»»
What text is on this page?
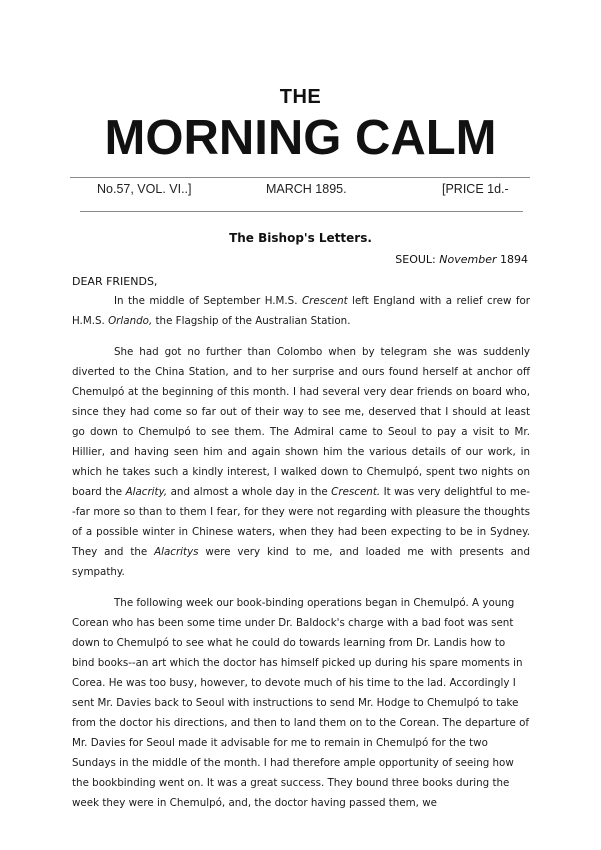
THE
MORNING CALM
No.57, VOL. VI..]	MARCH 1895.	[PRICE 1d.-
The Bishop's Letters.
SEOUL: November 1894
DEAR FRIENDS,

In the middle of September H.M.S. Crescent left England with a relief crew for H.M.S. Orlando, the Flagship of the Australian Station.

She had got no further than Colombo when by telegram she was suddenly diverted to the China Station, and to her surprise and ours found herself at anchor off Chemulpó at the beginning of this month. I had several very dear friends on board who, since they had come so far out of their way to see me, deserved that I should at least go down to Chemulpó to see them. The Admiral came to Seoul to pay a visit to Mr. Hillier, and having seen him and again shown him the various details of our work, in which he takes such a kindly interest, I walked down to Chemulpó, spent two nights on board the Alacrity, and almost a whole day in the Crescent. It was very delightful to me--far more so than to them I fear, for they were not regarding with pleasure the thoughts of a possible winter in Chinese waters, when they had been expecting to be in Sydney. They and the Alacritys were very kind to me, and loaded me with presents and sympathy.

The following week our book-binding operations began in Chemulpó. A young Corean who has been some time under Dr. Baldock's charge with a bad foot was sent down to Chemulpó to see what he could do towards learning from Dr. Landis how to bind books--an art which the doctor has himself picked up during his spare moments in Corea. He was too busy, however, to devote much of his time to the lad. Accordingly I sent Mr. Davies back to Seoul with instructions to send Mr. Hodge to Chemulpó to take from the doctor his directions, and then to land them on to the Corean. The departure of Mr. Davies for Seoul made it advisable for me to remain in Chemulpó for the two Sundays in the middle of the month. I had therefore ample opportunity of seeing how the bookbinding went on. It was a great success. They bound three books during the week they were in Chemulpó, and, the doctor having passed them, we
««
TASK GOAL
Retype the whole listing exactly and leave the pictures out.

REPLY
What text is on this page?
THE
MORNING CALM
No.57, VOL. VI..]	MARCH 1895.	[PRICE 1d.-
The Bishop's Letters.
SEOUL: November 1894
DEAR FRIENDS,

In the middle of September H.M.S. Crescent left England with a relief crew for H.M.S. Orlando, the Flagship of the Australian Station.

She had got no further than Colombo when by telegram she was suddenly diverted to the China Station, and to her surprise and ours found herself at anchor off Chemulpó at the beginning of this month. I had several very dear friends on board who, since they had come so far out of their way to see me, deserved that I should at least go down to Chemulpó to see them. The Admiral came to Seoul to pay a visit to Mr. Hillier, and having seen him and again shown him the various details of our work, in which he takes such a kindly interest, I walked down to Chemulpó, spent two nights on board the Alacrity, and almost a whole day in the Crescent. It was very delightful to me--far more so than to them I fear, for they were not regarding with pleasure the thoughts of a possible winter in Chinese waters, when they had been expecting to be in Sydney. They and the Alacritys were very kind to me, and loaded me with presents and sympathy.

The following week our book-binding operations began in Chemulpó. A young Corean who has been some time under Dr. Baldock's charge with a bad foot was sent down to Chemulpó to see what he could do towards learning from Dr. Landis how to bind books--an art which the doctor has himself picked up during his spare moments in Corea. He was too busy, however, to devote much of his time to the lad. Accordingly I sent Mr. Davies back to Seoul with instructions to send Mr. Hodge to Chemulpó to take from the doctor his directions, and then to land them on to the Corean. The departure of Mr. Davies for Seoul made it advisable for me to remain in Chemulpó for the two Sundays in the middle of the month. I had therefore ample opportunity of seeing how the bookbinding went on. It was a great success. They bound three books during the week they were in Chemulpó, and, the doctor having passed them, we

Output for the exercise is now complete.